→ TASK DETAILS
Return every line of the data below that includes the string "полушария".

→ RECORDS FOR THE TASK
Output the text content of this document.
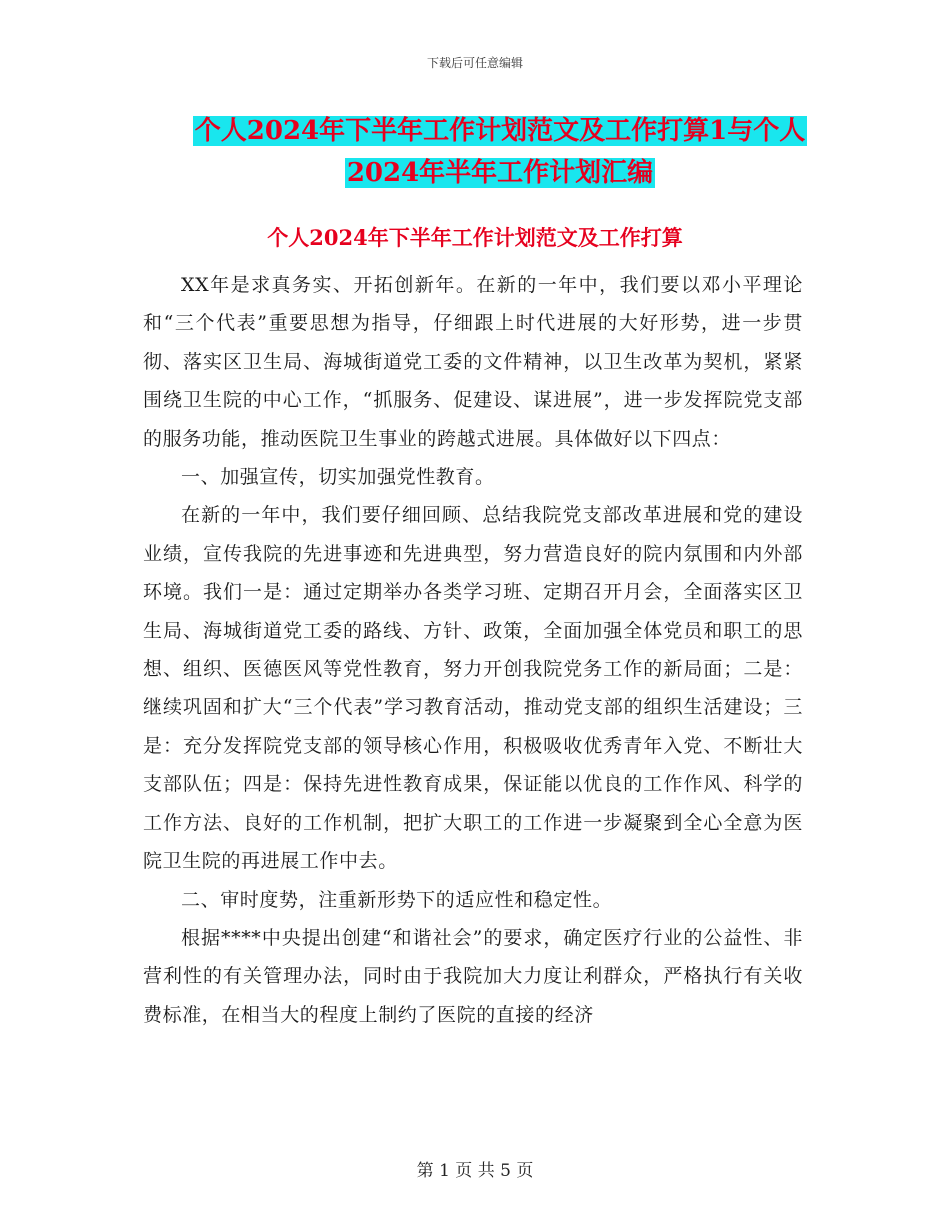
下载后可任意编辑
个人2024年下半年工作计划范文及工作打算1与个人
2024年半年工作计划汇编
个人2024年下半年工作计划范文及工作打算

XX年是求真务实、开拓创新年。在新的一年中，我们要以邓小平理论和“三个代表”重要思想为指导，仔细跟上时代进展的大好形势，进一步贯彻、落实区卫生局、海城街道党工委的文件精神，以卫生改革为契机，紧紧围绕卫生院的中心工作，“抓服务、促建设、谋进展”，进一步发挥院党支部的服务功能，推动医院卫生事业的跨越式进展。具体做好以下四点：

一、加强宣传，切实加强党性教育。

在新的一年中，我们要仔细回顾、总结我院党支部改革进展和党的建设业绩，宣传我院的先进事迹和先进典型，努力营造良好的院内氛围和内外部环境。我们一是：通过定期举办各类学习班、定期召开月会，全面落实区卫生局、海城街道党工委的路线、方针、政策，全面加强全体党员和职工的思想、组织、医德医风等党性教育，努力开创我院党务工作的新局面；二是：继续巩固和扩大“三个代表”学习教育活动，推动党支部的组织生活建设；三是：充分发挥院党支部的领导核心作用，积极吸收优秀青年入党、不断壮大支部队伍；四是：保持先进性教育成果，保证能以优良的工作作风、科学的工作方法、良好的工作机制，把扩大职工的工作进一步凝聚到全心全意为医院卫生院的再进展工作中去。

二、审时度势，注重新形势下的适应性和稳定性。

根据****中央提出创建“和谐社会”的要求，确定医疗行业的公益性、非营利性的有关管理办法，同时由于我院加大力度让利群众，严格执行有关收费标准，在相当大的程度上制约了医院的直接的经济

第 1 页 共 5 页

* * *

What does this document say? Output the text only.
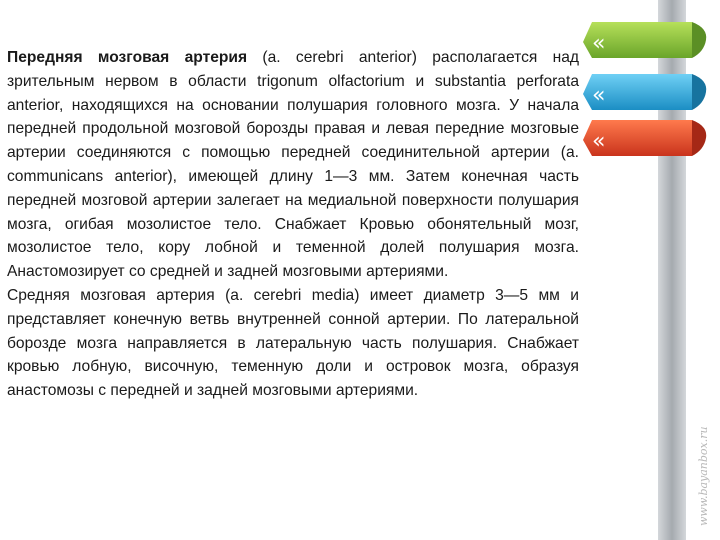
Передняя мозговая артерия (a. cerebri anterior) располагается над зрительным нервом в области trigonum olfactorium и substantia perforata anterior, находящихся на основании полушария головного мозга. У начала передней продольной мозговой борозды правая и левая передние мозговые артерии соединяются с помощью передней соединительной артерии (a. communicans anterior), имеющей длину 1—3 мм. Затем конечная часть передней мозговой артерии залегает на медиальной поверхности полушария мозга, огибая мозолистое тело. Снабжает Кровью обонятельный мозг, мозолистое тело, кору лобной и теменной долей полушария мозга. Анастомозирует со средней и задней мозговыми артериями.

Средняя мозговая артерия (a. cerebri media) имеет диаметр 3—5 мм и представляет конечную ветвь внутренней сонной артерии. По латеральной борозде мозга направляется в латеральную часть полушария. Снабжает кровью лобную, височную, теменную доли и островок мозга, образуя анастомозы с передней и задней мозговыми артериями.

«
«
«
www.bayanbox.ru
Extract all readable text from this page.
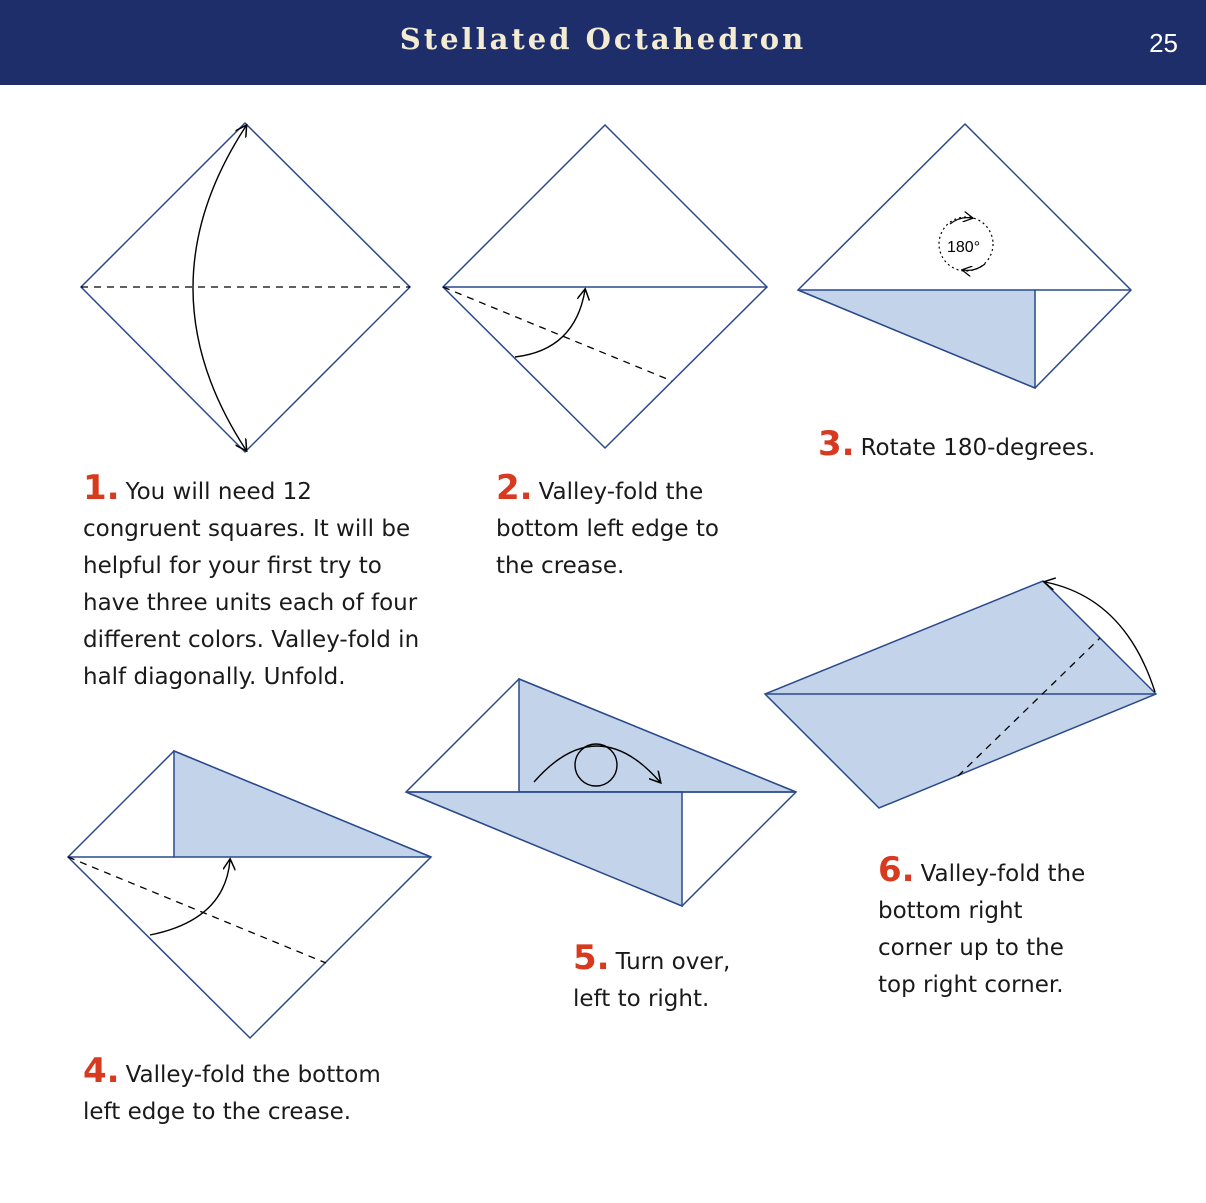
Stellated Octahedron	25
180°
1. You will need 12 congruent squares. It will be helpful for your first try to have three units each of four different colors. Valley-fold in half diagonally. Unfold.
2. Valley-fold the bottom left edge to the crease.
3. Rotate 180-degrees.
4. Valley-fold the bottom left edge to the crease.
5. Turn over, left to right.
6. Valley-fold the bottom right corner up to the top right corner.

...

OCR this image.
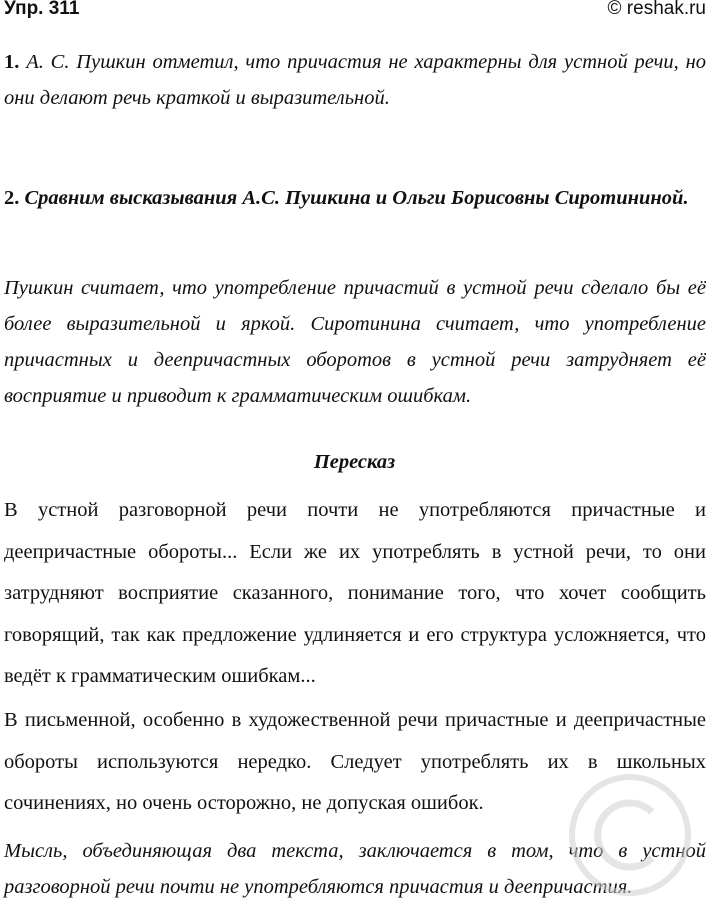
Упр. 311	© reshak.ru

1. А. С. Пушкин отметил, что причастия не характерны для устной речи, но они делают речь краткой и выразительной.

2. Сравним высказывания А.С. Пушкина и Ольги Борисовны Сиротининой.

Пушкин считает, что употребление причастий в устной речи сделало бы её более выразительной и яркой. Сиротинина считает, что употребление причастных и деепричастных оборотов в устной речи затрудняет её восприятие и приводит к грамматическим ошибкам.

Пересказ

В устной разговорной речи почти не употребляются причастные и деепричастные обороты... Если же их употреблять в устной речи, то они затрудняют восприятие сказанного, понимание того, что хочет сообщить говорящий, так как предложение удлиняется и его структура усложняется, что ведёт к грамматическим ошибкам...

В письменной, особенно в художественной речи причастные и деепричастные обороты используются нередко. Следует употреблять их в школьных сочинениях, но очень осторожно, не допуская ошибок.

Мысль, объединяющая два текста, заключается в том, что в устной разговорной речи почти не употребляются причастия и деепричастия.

→ EXERCISE ANSWER
Передняя мозговая артерия (a. cerebri anterior) располагается над зрительным нервом в области trigonum olfactorium и substantia perforata anterior, находящихся на основании полушария головного мозга. У начала передней продольной мозговой борозды правая и левая передние мозговые артерии соединяются с помощью передней соединительной артерии (a. communicans anterior), имеющей длину 1—3 мм. Затем конечная часть передней мозговой артерии залегает на медиальной поверхности полушария мозга, огибая мозолистое тело. Снабжает Кровью обонятельный мозг, мозолистое тело, кору лобной и теменной долей полушария мозга. Анастомозирует со средней и задней мозговыми артериями.
Средняя мозговая артерия (a. cerebri media) имеет диаметр 3—5 мм и представляет конечную ветвь внутренней сонной артерии. По латеральной борозде мозга направляется в латеральную часть полушария. Снабжает кровью лобную, височную, теменную доли и островок мозга, образуя анастомозы с передней и задней мозговыми артериями.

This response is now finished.